◆ **Directions for this task**
Every line below must be reproduced exactly. Copy them all.

Structured figure records:

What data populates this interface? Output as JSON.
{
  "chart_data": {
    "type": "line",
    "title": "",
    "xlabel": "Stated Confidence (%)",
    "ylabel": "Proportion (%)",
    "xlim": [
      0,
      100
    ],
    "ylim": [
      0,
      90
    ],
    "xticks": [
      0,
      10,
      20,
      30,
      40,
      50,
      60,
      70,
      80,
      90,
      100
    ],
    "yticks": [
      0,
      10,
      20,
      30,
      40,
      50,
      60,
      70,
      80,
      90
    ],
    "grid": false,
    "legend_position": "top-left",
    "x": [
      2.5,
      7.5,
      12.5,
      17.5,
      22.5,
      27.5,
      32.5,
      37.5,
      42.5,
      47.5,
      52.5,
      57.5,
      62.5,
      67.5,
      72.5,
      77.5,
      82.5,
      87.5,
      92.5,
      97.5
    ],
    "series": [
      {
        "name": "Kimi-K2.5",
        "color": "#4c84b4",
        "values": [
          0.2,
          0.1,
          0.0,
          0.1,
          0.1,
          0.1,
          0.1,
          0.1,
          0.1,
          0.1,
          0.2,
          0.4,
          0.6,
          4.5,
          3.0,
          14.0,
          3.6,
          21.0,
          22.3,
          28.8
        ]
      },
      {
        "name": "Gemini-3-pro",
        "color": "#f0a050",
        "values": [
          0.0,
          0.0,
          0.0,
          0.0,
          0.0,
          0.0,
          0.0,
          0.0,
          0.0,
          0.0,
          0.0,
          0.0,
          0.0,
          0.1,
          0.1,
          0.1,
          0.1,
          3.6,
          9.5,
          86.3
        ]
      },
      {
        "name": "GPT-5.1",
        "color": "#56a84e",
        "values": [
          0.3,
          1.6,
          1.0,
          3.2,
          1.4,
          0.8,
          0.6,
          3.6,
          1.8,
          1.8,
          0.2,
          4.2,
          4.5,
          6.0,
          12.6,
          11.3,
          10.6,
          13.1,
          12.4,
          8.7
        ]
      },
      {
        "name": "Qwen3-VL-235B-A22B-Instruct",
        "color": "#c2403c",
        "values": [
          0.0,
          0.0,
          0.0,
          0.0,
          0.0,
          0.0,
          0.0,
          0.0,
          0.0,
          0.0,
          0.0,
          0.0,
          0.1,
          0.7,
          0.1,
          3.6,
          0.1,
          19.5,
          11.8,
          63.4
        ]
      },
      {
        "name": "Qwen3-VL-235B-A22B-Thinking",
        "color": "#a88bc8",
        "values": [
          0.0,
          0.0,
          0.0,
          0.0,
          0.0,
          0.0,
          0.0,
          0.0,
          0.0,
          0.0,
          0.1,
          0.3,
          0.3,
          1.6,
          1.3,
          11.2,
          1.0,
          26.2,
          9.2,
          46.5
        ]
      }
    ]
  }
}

◆ **Final result**
What data populates this interface? Output as JSON.
{
  "chart_data": {
    "type": "line",
    "title": "",
    "xlabel": "Stated Confidence (%)",
    "ylabel": "Proportion (%)",
    "xlim": [
      0,
      100
    ],
    "ylim": [
      0,
      90
    ],
    "xticks": [
      0,
      10,
      20,
      30,
      40,
      50,
      60,
      70,
      80,
      90,
      100
    ],
    "yticks": [
      0,
      10,
      20,
      30,
      40,
      50,
      60,
      70,
      80,
      90
    ],
    "grid": false,
    "legend_position": "top-left",
    "x": [
      2.5,
      7.5,
      12.5,
      17.5,
      22.5,
      27.5,
      32.5,
      37.5,
      42.5,
      47.5,
      52.5,
      57.5,
      62.5,
      67.5,
      72.5,
      77.5,
      82.5,
      87.5,
      92.5,
      97.5
    ],
    "series": [
      {
        "name": "Kimi-K2.5",
        "color": "#4c84b4",
        "values": [
          0.2,
          0.1,
          0.0,
          0.1,
          0.1,
          0.1,
          0.1,
          0.1,
          0.1,
          0.1,
          0.2,
          0.4,
          0.6,
          4.5,
          3.0,
          14.0,
          3.6,
          21.0,
          22.3,
          28.8
        ]
      },
      {
        "name": "Gemini-3-pro",
        "color": "#f0a050",
        "values": [
          0.0,
          0.0,
          0.0,
          0.0,
          0.0,
          0.0,
          0.0,
          0.0,
          0.0,
          0.0,
          0.0,
          0.0,
          0.0,
          0.1,
          0.1,
          0.1,
          0.1,
          3.6,
          9.5,
          86.3
        ]
      },
      {
        "name": "GPT-5.1",
        "color": "#56a84e",
        "values": [
          0.3,
          1.6,
          1.0,
          3.2,
          1.4,
          0.8,
          0.6,
          3.6,
          1.8,
          1.8,
          0.2,
          4.2,
          4.5,
          6.0,
          12.6,
          11.3,
          10.6,
          13.1,
          12.4,
          8.7
        ]
      },
      {
        "name": "Qwen3-VL-235B-A22B-Instruct",
        "color": "#c2403c",
        "values": [
          0.0,
          0.0,
          0.0,
          0.0,
          0.0,
          0.0,
          0.0,
          0.0,
          0.0,
          0.0,
          0.0,
          0.0,
          0.1,
          0.7,
          0.1,
          3.6,
          0.1,
          19.5,
          11.8,
          63.4
        ]
      },
      {
        "name": "Qwen3-VL-235B-A22B-Thinking",
        "color": "#a88bc8",
        "values": [
          0.0,
          0.0,
          0.0,
          0.0,
          0.0,
          0.0,
          0.0,
          0.0,
          0.0,
          0.0,
          0.1,
          0.3,
          0.3,
          1.6,
          1.3,
          11.2,
          1.0,
          26.2,
          9.2,
          46.5
        ]
      }
    ]
  }
}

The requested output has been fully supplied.